[Start]

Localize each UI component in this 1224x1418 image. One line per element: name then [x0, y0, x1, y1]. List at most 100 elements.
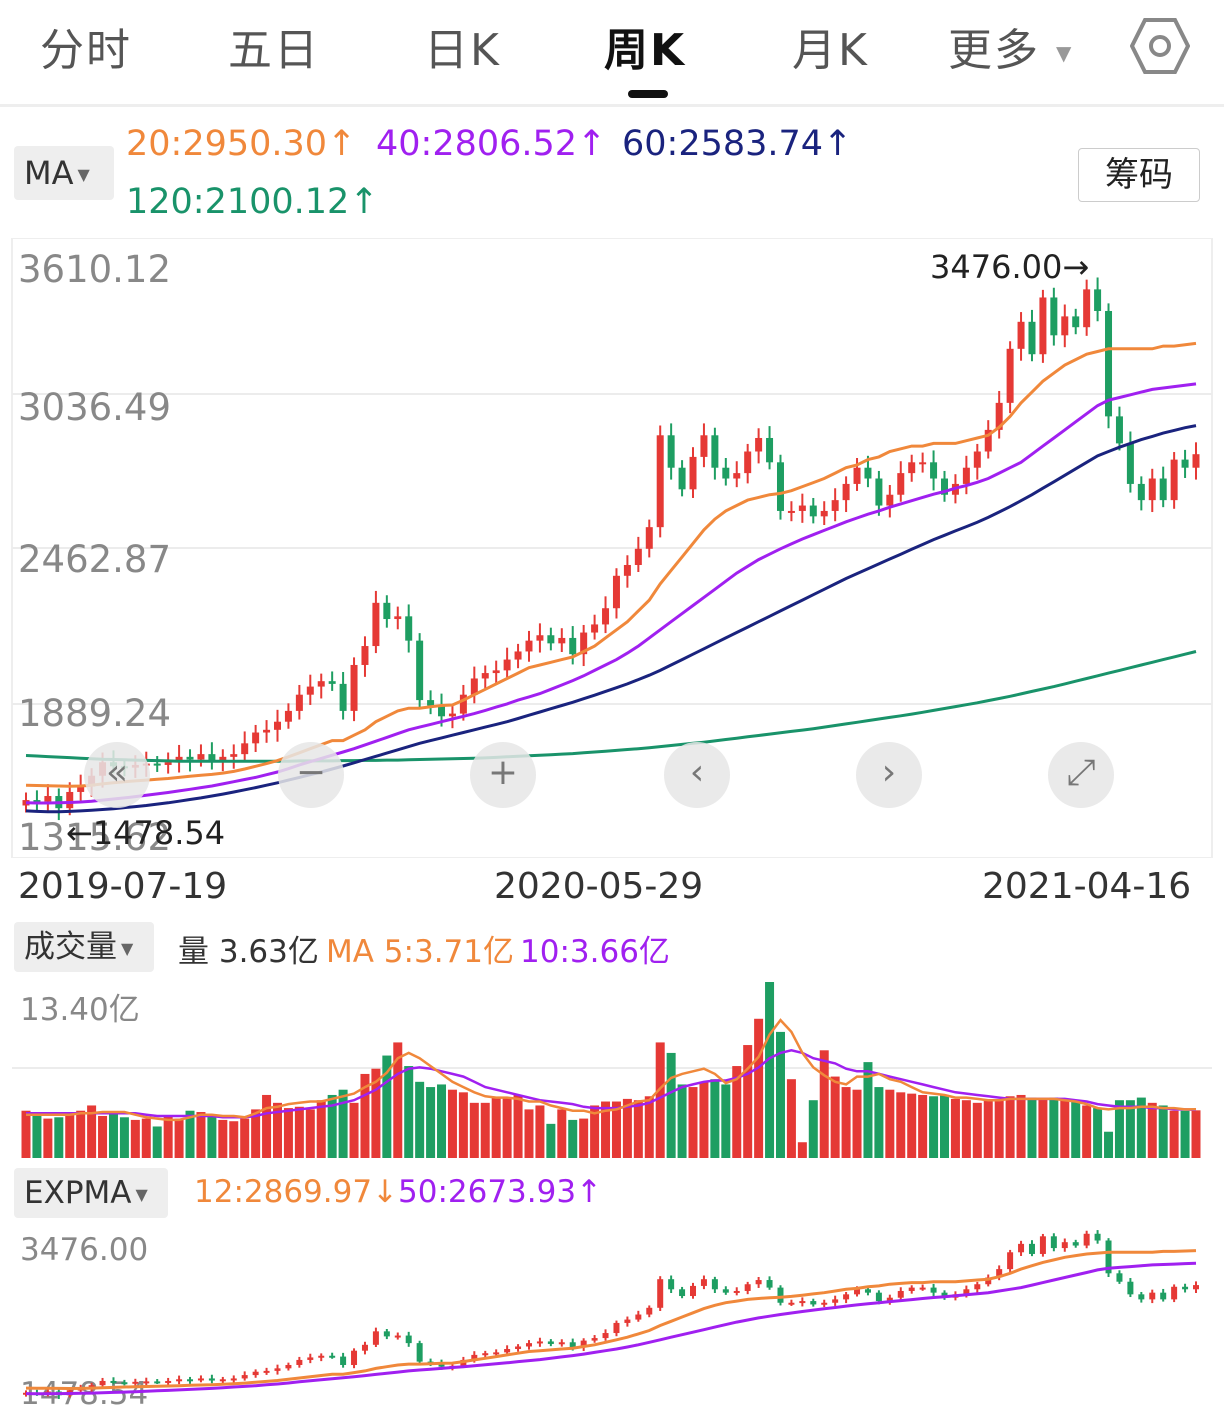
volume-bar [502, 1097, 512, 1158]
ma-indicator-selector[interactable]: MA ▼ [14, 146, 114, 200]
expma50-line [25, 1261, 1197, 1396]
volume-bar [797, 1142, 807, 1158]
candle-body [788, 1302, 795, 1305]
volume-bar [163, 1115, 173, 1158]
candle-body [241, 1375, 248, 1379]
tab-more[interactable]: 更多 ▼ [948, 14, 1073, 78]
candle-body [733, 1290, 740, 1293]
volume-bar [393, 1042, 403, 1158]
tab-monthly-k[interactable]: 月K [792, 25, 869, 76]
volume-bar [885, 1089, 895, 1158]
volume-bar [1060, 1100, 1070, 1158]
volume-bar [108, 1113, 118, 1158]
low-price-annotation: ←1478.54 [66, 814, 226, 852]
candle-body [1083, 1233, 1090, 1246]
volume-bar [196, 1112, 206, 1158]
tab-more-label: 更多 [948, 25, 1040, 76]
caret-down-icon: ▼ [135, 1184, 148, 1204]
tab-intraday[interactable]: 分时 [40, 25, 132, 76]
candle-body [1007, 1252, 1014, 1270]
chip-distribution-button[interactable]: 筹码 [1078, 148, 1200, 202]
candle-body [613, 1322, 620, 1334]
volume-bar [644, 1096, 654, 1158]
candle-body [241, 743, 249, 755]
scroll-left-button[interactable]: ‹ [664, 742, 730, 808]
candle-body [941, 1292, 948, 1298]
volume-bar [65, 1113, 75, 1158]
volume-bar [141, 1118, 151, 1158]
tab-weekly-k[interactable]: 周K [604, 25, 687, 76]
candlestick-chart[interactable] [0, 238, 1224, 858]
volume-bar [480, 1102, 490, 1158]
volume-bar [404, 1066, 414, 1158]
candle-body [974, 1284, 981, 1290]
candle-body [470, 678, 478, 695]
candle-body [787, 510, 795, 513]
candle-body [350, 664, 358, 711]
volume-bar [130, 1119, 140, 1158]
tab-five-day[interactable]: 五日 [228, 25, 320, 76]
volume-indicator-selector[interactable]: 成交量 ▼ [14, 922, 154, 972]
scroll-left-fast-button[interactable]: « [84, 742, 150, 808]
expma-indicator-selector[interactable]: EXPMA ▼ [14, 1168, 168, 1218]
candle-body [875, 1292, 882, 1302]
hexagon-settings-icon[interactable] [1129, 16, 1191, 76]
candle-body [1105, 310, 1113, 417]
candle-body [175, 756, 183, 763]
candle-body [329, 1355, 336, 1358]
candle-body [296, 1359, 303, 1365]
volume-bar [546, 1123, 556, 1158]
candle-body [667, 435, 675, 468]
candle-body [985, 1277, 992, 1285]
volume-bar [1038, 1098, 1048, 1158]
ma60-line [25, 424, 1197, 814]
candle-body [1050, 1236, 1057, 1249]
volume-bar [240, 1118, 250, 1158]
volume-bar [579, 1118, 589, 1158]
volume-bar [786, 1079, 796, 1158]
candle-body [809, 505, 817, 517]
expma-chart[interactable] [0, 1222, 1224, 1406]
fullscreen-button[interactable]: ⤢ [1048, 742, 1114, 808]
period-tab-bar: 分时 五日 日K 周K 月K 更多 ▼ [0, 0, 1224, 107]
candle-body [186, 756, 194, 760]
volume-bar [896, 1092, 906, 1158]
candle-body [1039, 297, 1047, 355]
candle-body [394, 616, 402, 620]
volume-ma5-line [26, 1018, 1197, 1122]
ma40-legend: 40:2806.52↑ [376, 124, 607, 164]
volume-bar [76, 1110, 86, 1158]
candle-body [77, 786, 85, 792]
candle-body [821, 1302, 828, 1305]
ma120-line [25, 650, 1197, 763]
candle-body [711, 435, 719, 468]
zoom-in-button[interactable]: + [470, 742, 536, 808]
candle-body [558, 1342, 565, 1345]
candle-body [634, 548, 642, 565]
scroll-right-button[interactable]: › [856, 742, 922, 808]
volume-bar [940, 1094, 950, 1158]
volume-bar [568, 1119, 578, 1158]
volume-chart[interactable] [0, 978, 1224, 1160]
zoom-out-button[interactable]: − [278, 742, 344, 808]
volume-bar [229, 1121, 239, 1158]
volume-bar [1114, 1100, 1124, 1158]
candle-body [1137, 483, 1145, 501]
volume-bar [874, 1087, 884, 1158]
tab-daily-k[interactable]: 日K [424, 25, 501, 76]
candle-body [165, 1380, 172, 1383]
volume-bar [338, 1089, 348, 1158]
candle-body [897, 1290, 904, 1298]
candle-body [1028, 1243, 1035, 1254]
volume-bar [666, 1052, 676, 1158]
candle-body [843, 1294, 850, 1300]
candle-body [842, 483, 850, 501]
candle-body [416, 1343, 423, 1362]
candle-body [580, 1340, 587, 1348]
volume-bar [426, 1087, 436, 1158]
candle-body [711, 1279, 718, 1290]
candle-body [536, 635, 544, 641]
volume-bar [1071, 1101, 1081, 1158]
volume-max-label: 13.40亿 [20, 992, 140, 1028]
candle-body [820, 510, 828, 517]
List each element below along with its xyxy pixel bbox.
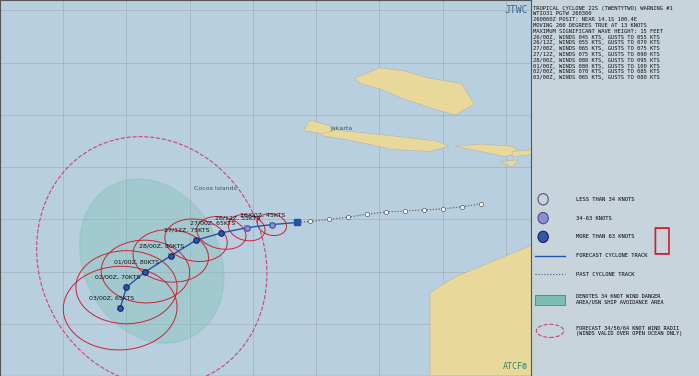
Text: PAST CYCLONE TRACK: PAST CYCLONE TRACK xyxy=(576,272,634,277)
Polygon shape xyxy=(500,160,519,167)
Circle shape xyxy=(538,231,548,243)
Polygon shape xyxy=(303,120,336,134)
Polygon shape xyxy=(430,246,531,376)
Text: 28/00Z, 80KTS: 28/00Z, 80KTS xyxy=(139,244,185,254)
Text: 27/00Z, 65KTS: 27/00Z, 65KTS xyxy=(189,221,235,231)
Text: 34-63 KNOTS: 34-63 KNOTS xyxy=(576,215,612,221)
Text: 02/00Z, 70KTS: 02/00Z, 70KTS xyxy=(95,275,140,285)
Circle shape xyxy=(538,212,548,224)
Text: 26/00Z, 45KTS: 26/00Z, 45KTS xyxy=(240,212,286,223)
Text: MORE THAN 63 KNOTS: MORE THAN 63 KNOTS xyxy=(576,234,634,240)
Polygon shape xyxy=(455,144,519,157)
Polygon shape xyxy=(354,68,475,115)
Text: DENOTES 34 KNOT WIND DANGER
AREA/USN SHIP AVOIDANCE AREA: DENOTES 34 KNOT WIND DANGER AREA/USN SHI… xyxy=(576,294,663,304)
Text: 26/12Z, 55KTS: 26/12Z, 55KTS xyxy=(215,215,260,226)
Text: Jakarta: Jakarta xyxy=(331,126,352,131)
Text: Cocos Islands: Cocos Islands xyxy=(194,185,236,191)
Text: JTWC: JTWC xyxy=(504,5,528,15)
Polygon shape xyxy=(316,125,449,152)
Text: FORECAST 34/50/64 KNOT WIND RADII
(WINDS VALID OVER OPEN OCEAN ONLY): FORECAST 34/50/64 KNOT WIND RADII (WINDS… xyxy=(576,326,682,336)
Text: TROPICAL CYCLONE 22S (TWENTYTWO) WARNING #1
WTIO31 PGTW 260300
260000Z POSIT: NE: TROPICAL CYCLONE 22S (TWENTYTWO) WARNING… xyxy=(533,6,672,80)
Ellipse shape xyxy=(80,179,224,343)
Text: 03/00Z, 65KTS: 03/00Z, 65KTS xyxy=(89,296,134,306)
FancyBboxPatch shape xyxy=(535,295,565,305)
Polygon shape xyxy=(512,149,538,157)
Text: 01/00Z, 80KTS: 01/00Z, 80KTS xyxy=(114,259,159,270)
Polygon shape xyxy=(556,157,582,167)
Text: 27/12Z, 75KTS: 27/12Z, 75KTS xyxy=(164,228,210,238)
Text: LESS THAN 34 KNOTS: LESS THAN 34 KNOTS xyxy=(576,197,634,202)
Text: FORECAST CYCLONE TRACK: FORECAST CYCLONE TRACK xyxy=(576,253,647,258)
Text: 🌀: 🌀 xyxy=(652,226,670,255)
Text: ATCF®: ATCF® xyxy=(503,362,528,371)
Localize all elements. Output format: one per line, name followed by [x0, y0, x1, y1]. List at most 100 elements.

[End]

◆ WRITTEN TASK
Please give the stretch from the line containing "Text: PAST CYCLONE" through the line containing "AREA/USN SHIP AVOIDANCE" again, swapping "Polygon" for "Polyline" and leaving everything else unchanged.

◆ TASK RESPONSE
Text: PAST CYCLONE TRACK: PAST CYCLONE TRACK xyxy=(576,272,634,277)
Polyline shape xyxy=(500,160,519,167)
Circle shape xyxy=(538,231,548,243)
Polyline shape xyxy=(303,120,336,134)
Polyline shape xyxy=(430,246,531,376)
Text: 28/00Z, 80KTS: 28/00Z, 80KTS xyxy=(139,244,185,254)
Text: 27/00Z, 65KTS: 27/00Z, 65KTS xyxy=(189,221,235,231)
Text: 34-63 KNOTS: 34-63 KNOTS xyxy=(576,215,612,221)
Text: 02/00Z, 70KTS: 02/00Z, 70KTS xyxy=(95,275,140,285)
Circle shape xyxy=(538,212,548,224)
Text: 26/00Z, 45KTS: 26/00Z, 45KTS xyxy=(240,212,286,223)
Text: MORE THAN 63 KNOTS: MORE THAN 63 KNOTS xyxy=(576,234,634,240)
Polyline shape xyxy=(455,144,519,157)
Polyline shape xyxy=(354,68,475,115)
Text: DENOTES 34 KNOT WIND DANGER
AREA/USN SHIP AVOIDANCE AREA: DENOTES 34 KNOT WIND DANGER AREA/USN SHI… xyxy=(576,294,663,304)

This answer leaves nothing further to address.